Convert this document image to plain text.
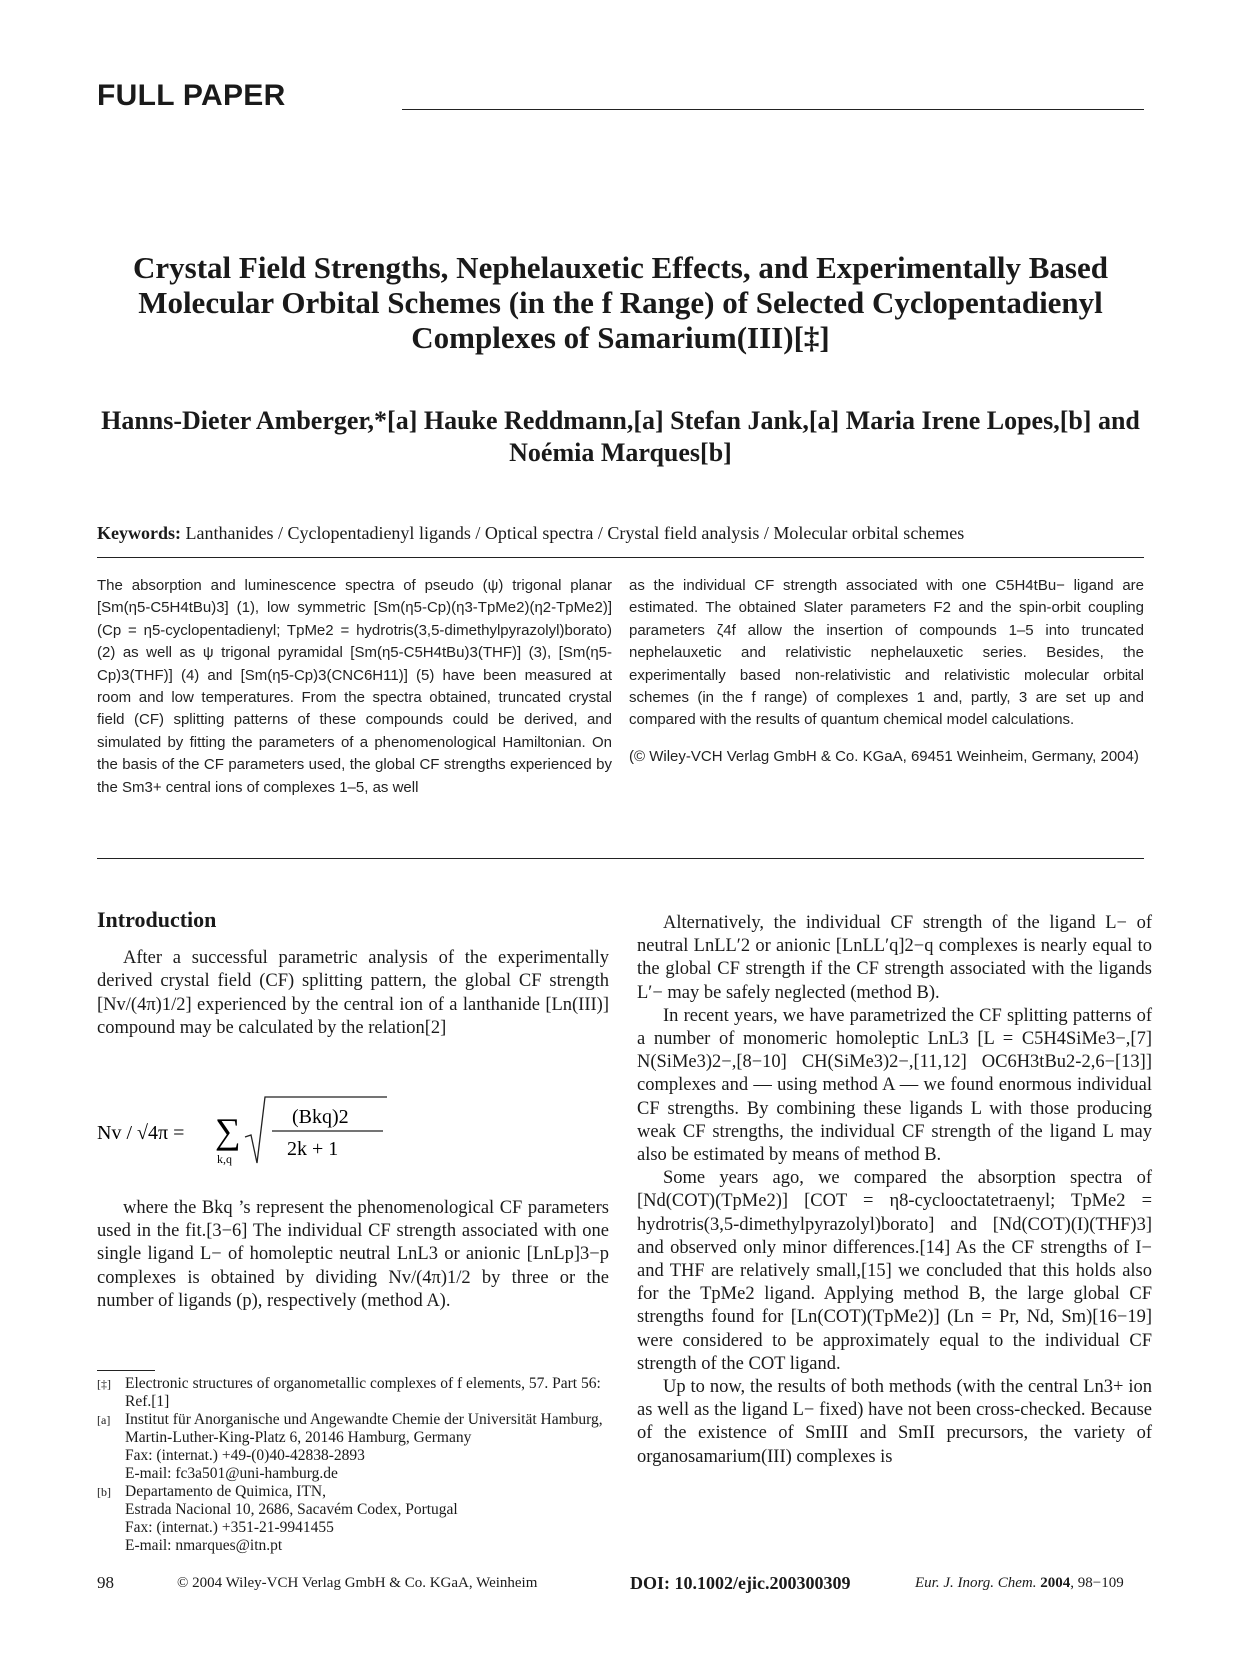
FULL PAPER
Crystal Field Strengths, Nephelauxetic Effects, and Experimentally Based
Molecular Orbital Schemes (in the f Range) of Selected Cyclopentadienyl
Complexes of Samarium(III)[‡]
Hanns-Dieter Amberger,*[a] Hauke Reddmann,[a] Stefan Jank,[a] Maria Irene Lopes,[b] and
Noémia Marques[b]
Keywords: Lanthanides / Cyclopentadienyl ligands / Optical spectra / Crystal field analysis / Molecular orbital schemes

The absorption and luminescence spectra of pseudo (ψ) trigonal planar [Sm(η5-C5H4tBu)3] (1), low symmetric [Sm(η5-Cp)(η3-TpMe2)(η2-TpMe2)] (Cp = η5-cyclopentadienyl; TpMe2 = hydrotris(3,5-dimethylpyrazolyl)borato) (2) as well as ψ trigonal pyramidal [Sm(η5-C5H4tBu)3(THF)] (3), [Sm(η5-Cp)3(THF)] (4) and [Sm(η5-Cp)3(CNC6H11)] (5) have been measured at room and low temperatures. From the spectra obtained, truncated crystal field (CF) splitting patterns of these compounds could be derived, and simulated by fitting the parameters of a phenomenological Hamiltonian. On the basis of the CF parameters used, the global CF strengths experienced by the Sm3+ central ions of complexes 1–5, as well

as the individual CF strength associated with one C5H4tBu− ligand are estimated. The obtained Slater parameters F2 and the spin-orbit coupling parameters ζ4f allow the insertion of compounds 1–5 into truncated nephelauxetic and relativistic nephelauxetic series. Besides, the experimentally based non-relativistic and relativistic molecular orbital schemes (in the f range) of complexes 1 and, partly, 3 are set up and compared with the results of quantum chemical model calculations.

(© Wiley-VCH Verlag GmbH & Co. KGaA, 69451 Weinheim, Germany, 2004)

Introduction

After a successful parametric analysis of the experimentally derived crystal field (CF) splitting pattern, the global CF strength [Nv/(4π)1/2] experienced by the central ion of a lanthanide [Ln(III)] compound may be calculated by the relation[2]

Nv / √4π = ∑
k,q
(Bkq)2
2k + 1

where the Bkq ’s represent the phenomenological CF parameters used in the fit.[3−6] The individual CF strength associated with one single ligand L− of homoleptic neutral LnL3 or anionic [LnLp]3−p complexes is obtained by dividing Nv/(4π)1/2 by three or the number of ligands (p), respectively (method A).

Alternatively, the individual CF strength of the ligand L− of neutral LnLL′2 or anionic [LnLL′q]2−q complexes is nearly equal to the global CF strength if the CF strength associated with the ligands L′− may be safely neglected (method B).

In recent years, we have parametrized the CF splitting patterns of a number of monomeric homoleptic LnL3 [L = C5H4SiMe3−,[7] N(SiMe3)2−,[8−10] CH(SiMe3)2−,[11,12] OC6H3tBu2-2,6−[13]] complexes and — using method A — we found enormous individual CF strengths. By combining these ligands L with those producing weak CF strengths, the individual CF strength of the ligand L may also be estimated by means of method B.

Some years ago, we compared the absorption spectra of [Nd(COT)(TpMe2)] [COT = η8-cyclooctatetraenyl; TpMe2 = hydrotris(3,5-dimethylpyrazolyl)borato] and [Nd(COT)(I)(THF)3] and observed only minor differences.[14] As the CF strengths of I− and THF are relatively small,[15] we concluded that this holds also for the TpMe2 ligand. Applying method B, the large global CF strengths found for [Ln(COT)(TpMe2)] (Ln = Pr, Nd, Sm)[16−19] were considered to be approximately equal to the individual CF strength of the COT ligand.

Up to now, the results of both methods (with the central Ln3+ ion as well as the ligand L− fixed) have not been cross-checked. Because of the existence of SmIII and SmII precursors, the variety of organosamarium(III) complexes is

[‡] Electronic structures of organometallic complexes of f elements, 57. Part 56: Ref.[1]
[a] Institut für Anorganische und Angewandte Chemie der Universität Hamburg,
Martin-Luther-King-Platz 6, 20146 Hamburg, Germany
Fax: (internat.) +49-(0)40-42838-2893
E-mail: fc3a501@uni-hamburg.de
[b] Departamento de Quimica, ITN,
Estrada Nacional 10, 2686, Sacavém Codex, Portugal
Fax: (internat.) +351-21-9941455
E-mail: nmarques@itn.pt
98	© 2004 Wiley-VCH Verlag GmbH & Co. KGaA, Weinheim	DOI: 10.1002/ejic.200300309	Eur. J. Inorg. Chem. 2004, 98−109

______________________________

> [To do]: Copy out each line in the listing that has the word "anionic".

> [Response to the exercise]:
where the Bkq ’s represent the phenomenological CF parameters used in the fit.[3−6] The individual CF strength associated with one single ligand L− of homoleptic neutral LnL3 or anionic [LnLp]3−p complexes is obtained by dividing Nv/(4π)1/2 by three or the number of ligands (p), respectively (method A).
Alternatively, the individual CF strength of the ligand L− of neutral LnLL′2 or anionic [LnLL′q]2−q complexes is nearly equal to the global CF strength if the CF strength associated with the ligands L′− may be safely neglected (method B).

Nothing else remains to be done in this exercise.